From The New York Times: "Networks Plan Flood of Reality Shows for Summer"
The four big networks are preparing to unleash at least two dozen reality shows from June to September, dwarfing the number currently on their schedules and more than doubling the number they broadcast last summer. [emphasis mine]
I can understand the appeal of reality shows to the networks, and I guess I can understand the voyeuristic appeal to the American public, but isn't this a pretty dicey proposition for the networks? I've heard plenty of mumured disgust at the spate of reality shows—I've murmured myself—and it seems like this phenomenon was a refreshing breath of air from the tired, repetitive formula show. Of course, formula is what the media does best so they're naturally looking to formula-ize the reality TV show. Makes you wonder what'll come after this? Perhaps scripted sitcoms?
I'm watching the Grammy Awards and the two awards just presented illustrate a striking contrast in our culture: John Mayer as Best Male Performer and Eminem as Best Rapper. Your Body is a Wonderland versus Superman. One worships the female body and the other sees women as hoes. One exults in love and the other calls for one-night stands.
Let's hope that the Law of Non-Contradiction has a societal equivalent—regrettably, I don't think it does.
I've finished reading A Reader's Manifesto by B.R. Myers, which was originally an article in The Atlantic Monthly. It is an indictment of co-conspirators: the modern fiction writers and the critics that review them. Myers sets out to demonstrate the pretension of modern fiction by highlighting its tedious prose, self-aggrandizement, and pseudo-intellectuality. In this, he succeeds admirably. By citing passages from the books that the critics themselves used to praise the work, he shows the utter bankruptcy of both establishments.
I must confess to not having read any of the works he lambastes, having focused almost exclusively on historical non-fiction in the last couple of years. However, I've seen enough of such tripe in that field (and literary criticism, which has conflated with history all too often) to know that what he cites is pervasive.
Reading over the lengthy passages, you are struck by the tedium and banality of the writing. I'm not well-read in the classics of literature—mostly because the plots and themes don't resonate with me—but these represent crap of the lowest order. It's almost like I'm reading passages straight out of Atlas Shrugged or even examples of Vogon poetry. I'm struck by the sheer inanity of it all and I wonder how anyone could seriously believe that this is profound or enjoyable. Maybe that's the whole point, the secret everyone keeps.

----

__Action item A__:
According to the blog post, who won Best Male Performer and Best Rapper at the Grammy Awards?
__Action item B__:
Pick up the blog post about reality shows, the Grammys and A Reader's Manifesto right after its final sentence, and keep writing it.

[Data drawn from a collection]

----

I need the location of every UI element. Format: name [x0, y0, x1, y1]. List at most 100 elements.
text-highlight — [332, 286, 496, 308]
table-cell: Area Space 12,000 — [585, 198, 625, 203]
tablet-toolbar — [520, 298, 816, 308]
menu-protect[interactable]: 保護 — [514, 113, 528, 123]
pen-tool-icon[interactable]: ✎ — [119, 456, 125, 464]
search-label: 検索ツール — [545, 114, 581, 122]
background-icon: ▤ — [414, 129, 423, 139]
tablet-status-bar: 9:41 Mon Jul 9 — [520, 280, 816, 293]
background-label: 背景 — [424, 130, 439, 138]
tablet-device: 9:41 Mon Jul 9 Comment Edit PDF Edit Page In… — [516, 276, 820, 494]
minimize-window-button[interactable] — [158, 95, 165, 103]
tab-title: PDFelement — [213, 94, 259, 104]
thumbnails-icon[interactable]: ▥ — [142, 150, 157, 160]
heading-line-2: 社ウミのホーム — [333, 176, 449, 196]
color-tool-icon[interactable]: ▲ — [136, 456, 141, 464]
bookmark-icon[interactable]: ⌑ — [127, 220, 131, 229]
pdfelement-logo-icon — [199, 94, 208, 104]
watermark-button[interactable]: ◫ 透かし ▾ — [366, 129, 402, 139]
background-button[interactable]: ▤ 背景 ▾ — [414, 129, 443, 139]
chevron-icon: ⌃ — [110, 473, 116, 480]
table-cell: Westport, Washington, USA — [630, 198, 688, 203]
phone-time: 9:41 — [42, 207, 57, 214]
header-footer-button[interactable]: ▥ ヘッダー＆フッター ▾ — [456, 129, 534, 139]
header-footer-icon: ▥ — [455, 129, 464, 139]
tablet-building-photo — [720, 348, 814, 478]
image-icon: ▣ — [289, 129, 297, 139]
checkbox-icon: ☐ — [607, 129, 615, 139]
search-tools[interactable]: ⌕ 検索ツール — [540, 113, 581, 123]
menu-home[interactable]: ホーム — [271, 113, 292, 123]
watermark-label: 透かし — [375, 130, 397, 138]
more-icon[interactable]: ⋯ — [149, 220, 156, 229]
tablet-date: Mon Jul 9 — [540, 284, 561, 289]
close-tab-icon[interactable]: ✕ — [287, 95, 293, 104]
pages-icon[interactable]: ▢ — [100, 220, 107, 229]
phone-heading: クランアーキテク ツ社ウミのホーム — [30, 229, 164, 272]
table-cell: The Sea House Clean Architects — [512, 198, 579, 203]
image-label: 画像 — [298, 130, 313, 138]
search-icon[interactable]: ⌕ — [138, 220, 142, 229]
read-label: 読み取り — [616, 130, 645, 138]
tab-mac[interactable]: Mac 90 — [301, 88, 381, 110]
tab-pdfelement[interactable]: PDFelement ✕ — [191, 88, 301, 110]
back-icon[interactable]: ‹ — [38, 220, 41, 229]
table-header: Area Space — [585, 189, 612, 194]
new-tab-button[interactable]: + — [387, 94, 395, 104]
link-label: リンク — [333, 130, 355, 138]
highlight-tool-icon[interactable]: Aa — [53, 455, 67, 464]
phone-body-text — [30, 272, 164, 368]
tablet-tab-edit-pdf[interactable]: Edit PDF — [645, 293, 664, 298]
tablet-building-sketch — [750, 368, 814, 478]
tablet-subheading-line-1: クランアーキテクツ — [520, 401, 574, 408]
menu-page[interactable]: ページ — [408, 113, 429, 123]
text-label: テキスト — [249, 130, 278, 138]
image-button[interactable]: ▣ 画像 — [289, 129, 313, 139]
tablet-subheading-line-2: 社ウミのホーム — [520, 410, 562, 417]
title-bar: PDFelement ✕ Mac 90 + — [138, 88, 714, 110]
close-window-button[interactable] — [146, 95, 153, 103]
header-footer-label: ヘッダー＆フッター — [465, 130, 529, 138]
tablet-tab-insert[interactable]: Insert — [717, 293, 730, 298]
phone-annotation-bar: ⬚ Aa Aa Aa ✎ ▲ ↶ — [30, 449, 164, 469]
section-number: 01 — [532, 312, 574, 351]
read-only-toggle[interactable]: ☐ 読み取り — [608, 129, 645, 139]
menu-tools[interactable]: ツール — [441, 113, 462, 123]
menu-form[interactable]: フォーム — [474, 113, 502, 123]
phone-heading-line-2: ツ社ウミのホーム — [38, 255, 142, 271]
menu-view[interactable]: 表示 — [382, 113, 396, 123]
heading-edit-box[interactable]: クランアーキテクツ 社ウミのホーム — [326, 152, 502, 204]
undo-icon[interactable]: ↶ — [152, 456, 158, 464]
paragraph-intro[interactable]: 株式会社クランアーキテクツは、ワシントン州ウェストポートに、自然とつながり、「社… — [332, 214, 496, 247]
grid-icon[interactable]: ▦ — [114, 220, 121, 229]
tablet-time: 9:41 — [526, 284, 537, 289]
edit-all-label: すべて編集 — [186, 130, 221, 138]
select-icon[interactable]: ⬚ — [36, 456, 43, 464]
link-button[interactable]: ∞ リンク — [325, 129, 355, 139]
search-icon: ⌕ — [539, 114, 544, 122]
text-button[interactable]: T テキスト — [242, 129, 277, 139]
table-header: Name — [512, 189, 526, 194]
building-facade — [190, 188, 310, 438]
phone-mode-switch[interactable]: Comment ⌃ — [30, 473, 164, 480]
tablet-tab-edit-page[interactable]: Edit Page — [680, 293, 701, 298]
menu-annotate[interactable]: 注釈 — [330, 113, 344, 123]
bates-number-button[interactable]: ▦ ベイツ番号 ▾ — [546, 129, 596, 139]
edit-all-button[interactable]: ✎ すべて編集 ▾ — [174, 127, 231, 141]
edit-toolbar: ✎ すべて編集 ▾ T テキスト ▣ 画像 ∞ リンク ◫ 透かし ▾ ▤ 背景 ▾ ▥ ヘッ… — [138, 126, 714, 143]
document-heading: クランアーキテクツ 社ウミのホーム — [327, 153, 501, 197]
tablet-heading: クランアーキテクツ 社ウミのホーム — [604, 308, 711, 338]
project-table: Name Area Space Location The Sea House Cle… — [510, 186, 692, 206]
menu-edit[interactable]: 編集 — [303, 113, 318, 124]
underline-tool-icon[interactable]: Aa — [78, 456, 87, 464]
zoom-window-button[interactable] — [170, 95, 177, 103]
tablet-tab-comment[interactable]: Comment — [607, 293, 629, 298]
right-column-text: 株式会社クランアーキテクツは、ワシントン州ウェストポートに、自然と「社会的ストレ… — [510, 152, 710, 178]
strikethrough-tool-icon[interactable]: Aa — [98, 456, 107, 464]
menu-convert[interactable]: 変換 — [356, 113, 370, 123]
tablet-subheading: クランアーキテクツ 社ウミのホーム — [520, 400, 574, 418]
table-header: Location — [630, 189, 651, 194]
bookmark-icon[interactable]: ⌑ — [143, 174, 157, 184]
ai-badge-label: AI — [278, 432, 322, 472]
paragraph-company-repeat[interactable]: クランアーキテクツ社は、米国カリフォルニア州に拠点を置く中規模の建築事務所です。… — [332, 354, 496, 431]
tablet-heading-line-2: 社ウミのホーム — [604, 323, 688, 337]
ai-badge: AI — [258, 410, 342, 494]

----

__Task output A__:
John Mayer won Best Male Performer and Eminem won Best Rapper.

__Task output B__:
Overall, he makes his case well and I agree with him as far as he goes. What is troubling is the pass he gives to the authors of the classics, like James Joyce or William Faulkner—two authors that I've actually read (err, tried to read). He heralds their obtuse use of language while damning the more prosaic authors of today. From my reading, I see as many classics as modern novels suffering from the charges he levels. For a long time, I thought that it was just me, that there was something I wasn't getting and that I just didn't have a literary mind. I realized that the problem wasn't with me, but with their writing. I wasn't getting it because it wasn't written to be gotten—either it was the product of an irrational mind or a concrete-bound mentality. The consciousnesses from which these streams come are not well-ordered, writerly ones; far from it, they seem addled and absent-minded. Yet still Myers praises them for the complexity of their thoughts.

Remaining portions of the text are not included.